[Recorded data]
* * * * * * * * *

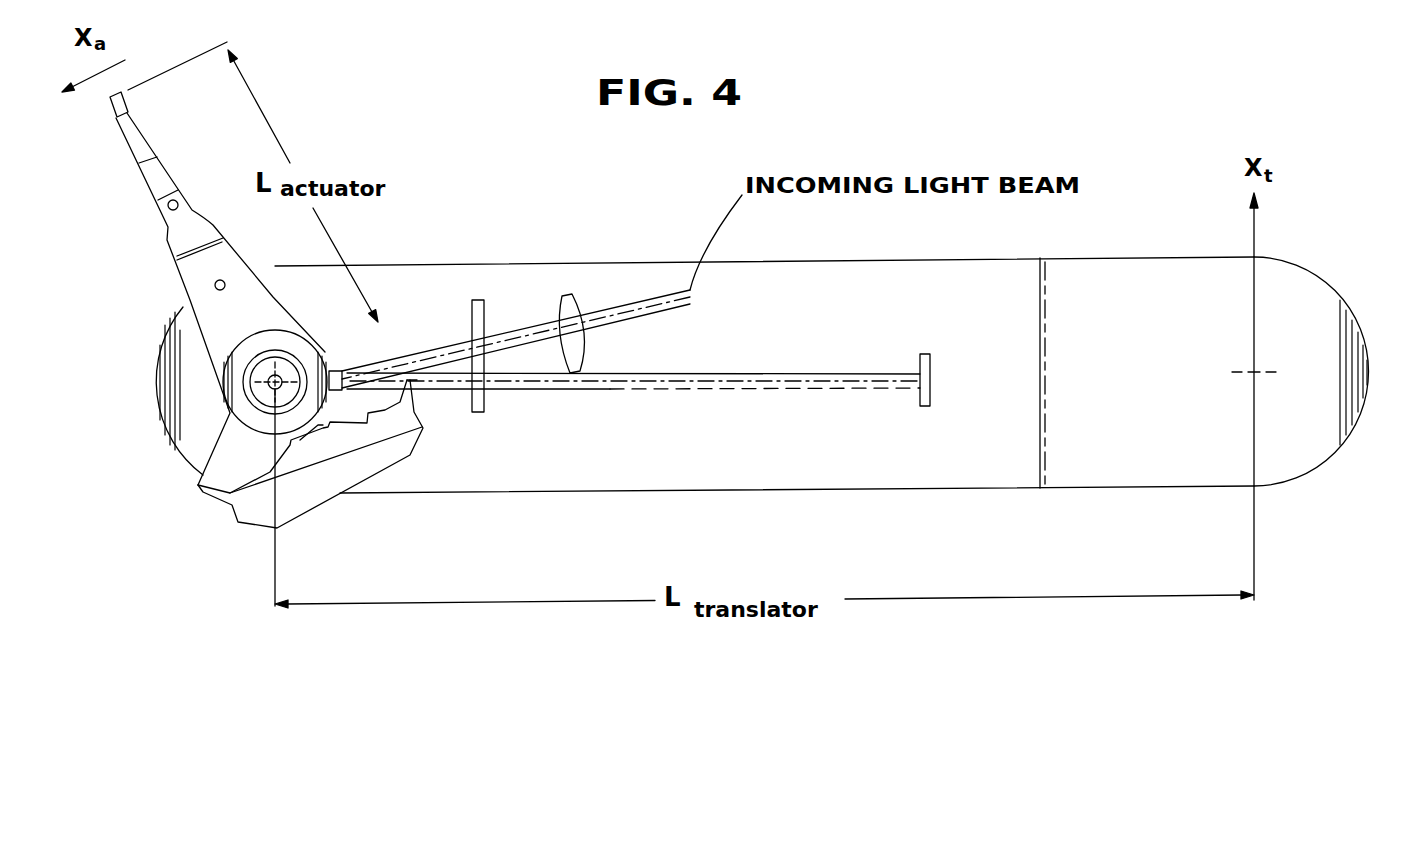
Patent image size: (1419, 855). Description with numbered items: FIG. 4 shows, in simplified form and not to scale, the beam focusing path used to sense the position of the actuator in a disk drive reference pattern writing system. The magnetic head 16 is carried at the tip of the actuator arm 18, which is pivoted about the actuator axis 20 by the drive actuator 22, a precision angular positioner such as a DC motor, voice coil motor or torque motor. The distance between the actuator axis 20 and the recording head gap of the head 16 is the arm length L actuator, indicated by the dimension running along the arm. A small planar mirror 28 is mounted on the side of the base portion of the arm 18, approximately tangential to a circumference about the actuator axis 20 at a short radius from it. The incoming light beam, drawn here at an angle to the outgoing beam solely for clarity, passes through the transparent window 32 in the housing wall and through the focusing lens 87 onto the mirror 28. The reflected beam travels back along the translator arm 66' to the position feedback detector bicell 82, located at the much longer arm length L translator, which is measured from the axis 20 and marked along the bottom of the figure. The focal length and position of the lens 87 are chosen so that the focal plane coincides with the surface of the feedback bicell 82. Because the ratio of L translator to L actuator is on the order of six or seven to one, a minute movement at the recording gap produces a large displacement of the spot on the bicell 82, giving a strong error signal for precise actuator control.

The magnetic head 16 is at (107, 115).
The actuator arm 18 is at (178, 270).
The actuator axis 20 is at (290, 370).
The drive actuator 22 is at (250, 527).
The planar mirror 28 is at (343, 366).
The transparent window 32 is at (468, 306).
The focusing lens 87 is at (563, 295).
The position feedback detector bicell 82 is at (925, 407).
The translator arm 66' is at (762, 401).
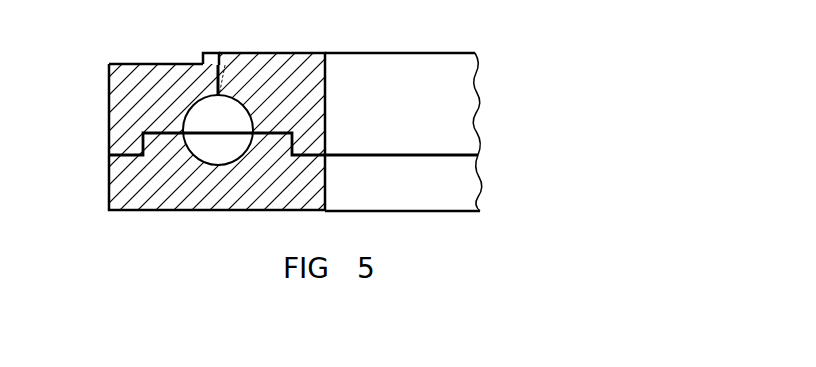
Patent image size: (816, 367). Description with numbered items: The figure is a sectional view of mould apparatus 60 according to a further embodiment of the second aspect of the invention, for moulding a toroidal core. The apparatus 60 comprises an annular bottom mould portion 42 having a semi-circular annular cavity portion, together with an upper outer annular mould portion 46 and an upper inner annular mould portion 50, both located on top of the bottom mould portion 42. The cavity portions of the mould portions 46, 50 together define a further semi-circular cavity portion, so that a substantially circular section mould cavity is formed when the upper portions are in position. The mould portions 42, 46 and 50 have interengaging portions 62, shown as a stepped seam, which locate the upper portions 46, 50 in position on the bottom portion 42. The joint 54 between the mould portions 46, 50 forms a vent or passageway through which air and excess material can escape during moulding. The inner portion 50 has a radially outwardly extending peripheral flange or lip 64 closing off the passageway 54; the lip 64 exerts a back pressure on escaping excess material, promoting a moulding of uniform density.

* * * * * * * * *

_EXERCISE AIM_
Copy out all of the material above word for word, leaving out the pictures.

_TASK ANSWER_
Patent image size: (1419, 855). Description with numbered items: FIG. 4 shows, in simplified form and not to scale, the beam focusing path used to sense the position of the actuator in a disk drive reference pattern writing system. The magnetic head 16 is carried at the tip of the actuator arm 18, which is pivoted about the actuator axis 20 by the drive actuator 22, a precision angular positioner such as a DC motor, voice coil motor or torque motor. The distance between the actuator axis 20 and the recording head gap of the head 16 is the arm length L actuator, indicated by the dimension running along the arm. A small planar mirror 28 is mounted on the side of the base portion of the arm 18, approximately tangential to a circumference about the actuator axis 20 at a short radius from it. The incoming light beam, drawn here at an angle to the outgoing beam solely for clarity, passes through the transparent window 32 in the housing wall and through the focusing lens 87 onto the mirror 28. The reflected beam travels back along the translator arm 66' to the position feedback detector bicell 82, located at the much longer arm length L translator, which is measured from the axis 20 and marked along the bottom of the figure. The focal length and position of the lens 87 are chosen so that the focal plane coincides with the surface of the feedback bicell 82. Because the ratio of L translator to L actuator is on the order of six or seven to one, a minute movement at the recording gap produces a large displacement of the spot on the bicell 82, giving a strong error signal for precise actuator control.

The magnetic head 16 is at (107, 115).
The actuator arm 18 is at (178, 270).
The actuator axis 20 is at (290, 370).
The drive actuator 22 is at (250, 527).
The planar mirror 28 is at (343, 366).
The transparent window 32 is at (468, 306).
The focusing lens 87 is at (563, 295).
The position feedback detector bicell 82 is at (925, 407).
The translator arm 66' is at (762, 401).
Patent image size: (816, 367). Description with numbered items: The figure is a sectional view of mould apparatus 60 according to a further embodiment of the second aspect of the invention, for moulding a toroidal core. The apparatus 60 comprises an annular bottom mould portion 42 having a semi-circular annular cavity portion, together with an upper outer annular mould portion 46 and an upper inner annular mould portion 50, both located on top of the bottom mould portion 42. The cavity portions of the mould portions 46, 50 together define a further semi-circular cavity portion, so that a substantially circular section mould cavity is formed when the upper portions are in position. The mould portions 42, 46 and 50 have interengaging portions 62, shown as a stepped seam, which locate the upper portions 46, 50 in position on the bottom portion 42. The joint 54 between the mould portions 46, 50 forms a vent or passageway through which air and excess material can escape during moulding. The inner portion 50 has a radially outwardly extending peripheral flange or lip 64 closing off the passageway 54; the lip 64 exerts a back pressure on escaping excess material, promoting a moulding of uniform density.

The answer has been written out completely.